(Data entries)
◆ ◆ ◆ ◆ ◆ ◆ ◆
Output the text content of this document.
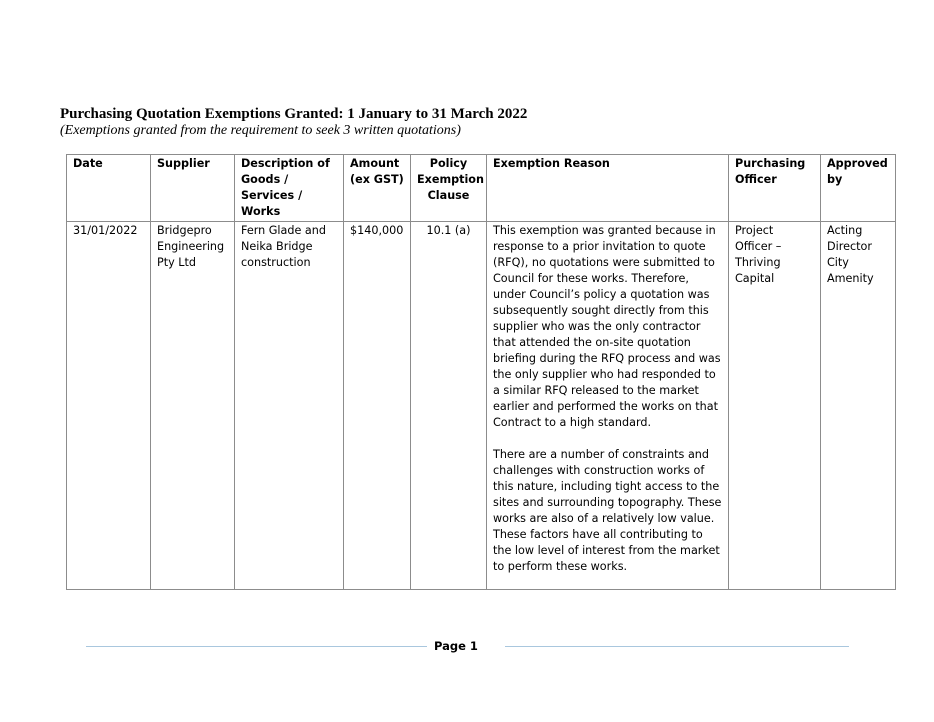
Purchasing Quotation Exemptions Granted: 1 January to 31 March 2022
(Exemptions granted from the requirement to seek 3 written quotations)
Date	Supplier	Description of Goods / Services / Works	Amount (ex GST)	Policy Exemption Clause	Exemption Reason	Purchasing Officer	Approved by
31/01/2022	Bridgepro Engineering Pty Ltd	Fern Glade and Neika Bridge construction	$140,000	10.1 (a)	This exemption was granted because in response to a prior invitation to quote (RFQ), no quotations were submitted to Council for these works. Therefore, under Council’s policy a quotation was subsequently sought directly from this supplier who was the only contractor that attended the on-site quotation briefing during the RFQ process and was the only supplier who had responded to a similar RFQ released to the market earlier and performed the works on that Contract to a high standard.

There are a number of constraints and challenges with construction works of this nature, including tight access to the sites and surrounding topography. These works are also of a relatively low value. These factors have all contributing to the low level of interest from the market to perform these works.	Project Officer – Thriving Capital	Acting Director City Amenity
Page 1
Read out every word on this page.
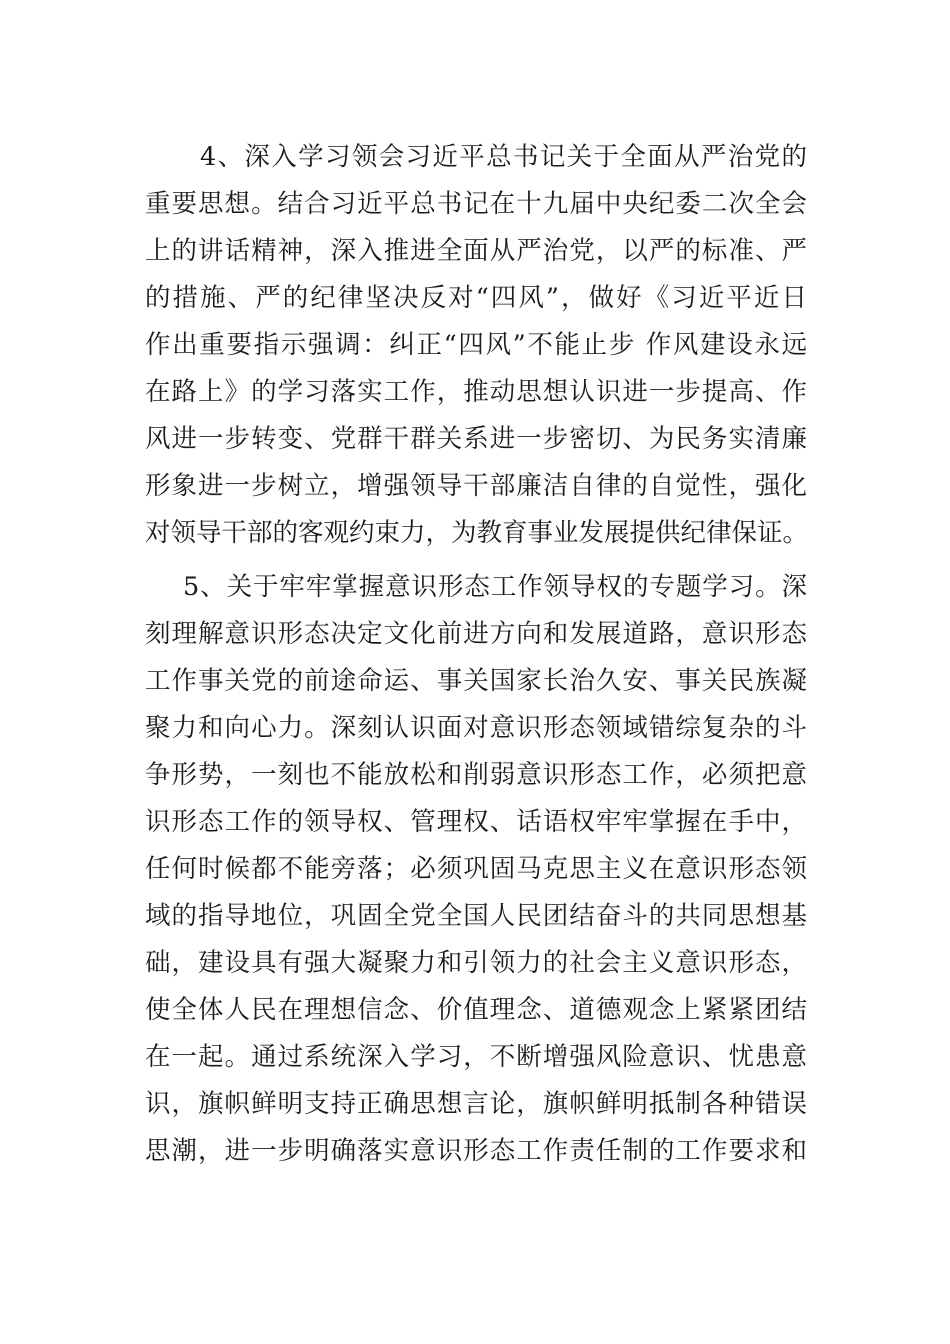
4、深入学习领会习近平总书记关于全面从严治党的
重要思想。结合习近平总书记在十九届中央纪委二次全会
上的讲话精神，深入推进全面从严治党，以严的标准、严
的措施、严的纪律坚决反对“四风”，做好《习近平近日
作出重要指示强调：纠正“四风”不能止步 作风建设永远
在路上》的学习落实工作，推动思想认识进一步提高、作
风进一步转变、党群干群关系进一步密切、为民务实清廉
形象进一步树立，增强领导干部廉洁自律的自觉性，强化
对领导干部的客观约束力，为教育事业发展提供纪律保证。
5、关于牢牢掌握意识形态工作领导权的专题学习。深
刻理解意识形态决定文化前进方向和发展道路，意识形态
工作事关党的前途命运、事关国家长治久安、事关民族凝
聚力和向心力。深刻认识面对意识形态领域错综复杂的斗
争形势，一刻也不能放松和削弱意识形态工作，必须把意
识形态工作的领导权、管理权、话语权牢牢掌握在手中，
任何时候都不能旁落；必须巩固马克思主义在意识形态领
域的指导地位，巩固全党全国人民团结奋斗的共同思想基
础，建设具有强大凝聚力和引领力的社会主义意识形态，
使全体人民在理想信念、价值理念、道德观念上紧紧团结
在一起。通过系统深入学习，不断增强风险意识、忧患意
识，旗帜鲜明支持正确思想言论，旗帜鲜明抵制各种错误
思潮，进一步明确落实意识形态工作责任制的工作要求和
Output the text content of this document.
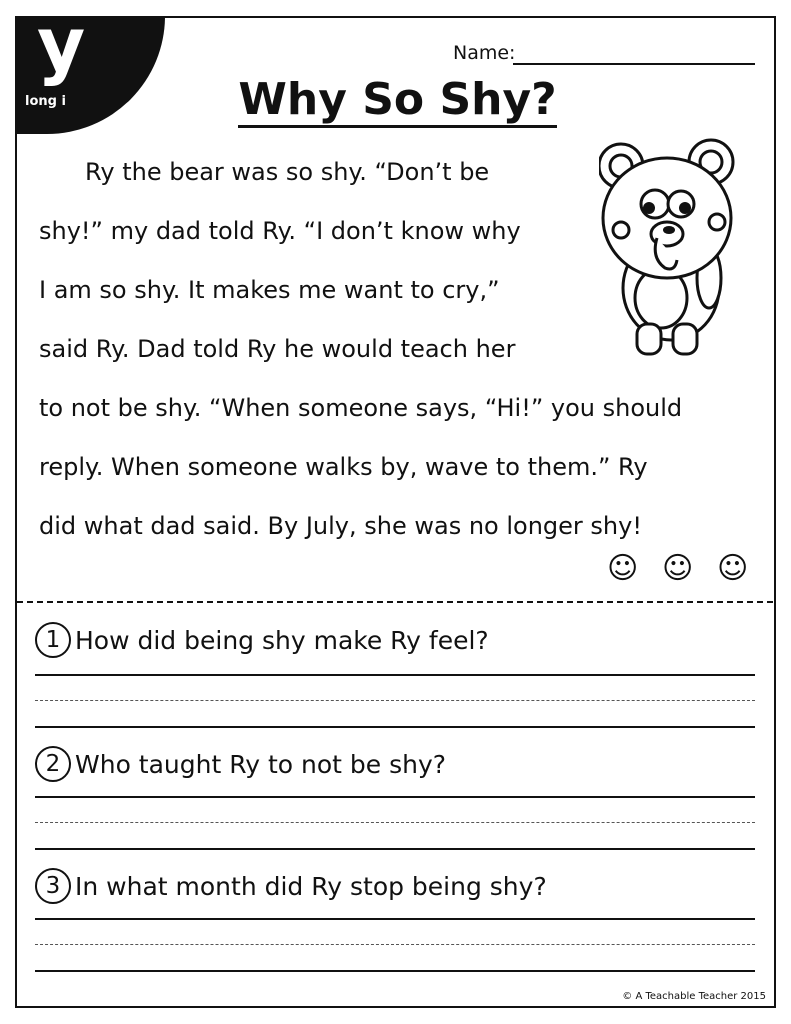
y
long i
Name:
Why So Shy?
Ry the bear was so shy. “Don’t be
shy!” my dad told Ry. “I don’t know why
I am so shy. It makes me want to cry,”
said Ry. Dad told Ry he would teach her
to not be shy. “When someone says, “Hi!” you should
reply. When someone walks by, wave to them.” Ry
did what dad said. By July, she was no longer shy!
☺ ☺ ☺
1 How did being shy make Ry feel?
2 Who taught Ry to not be shy?
3 In what month did Ry stop being shy?
© A Teachable Teacher 2015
◆ ◆ ◆ ◆ ◆ ◆ ◆
# Stated problem:
Give every line of the material that includes the string "said".

# Result of the task:
said Ry. Dad told Ry he would teach her
did what dad said. By July, she was no longer shy!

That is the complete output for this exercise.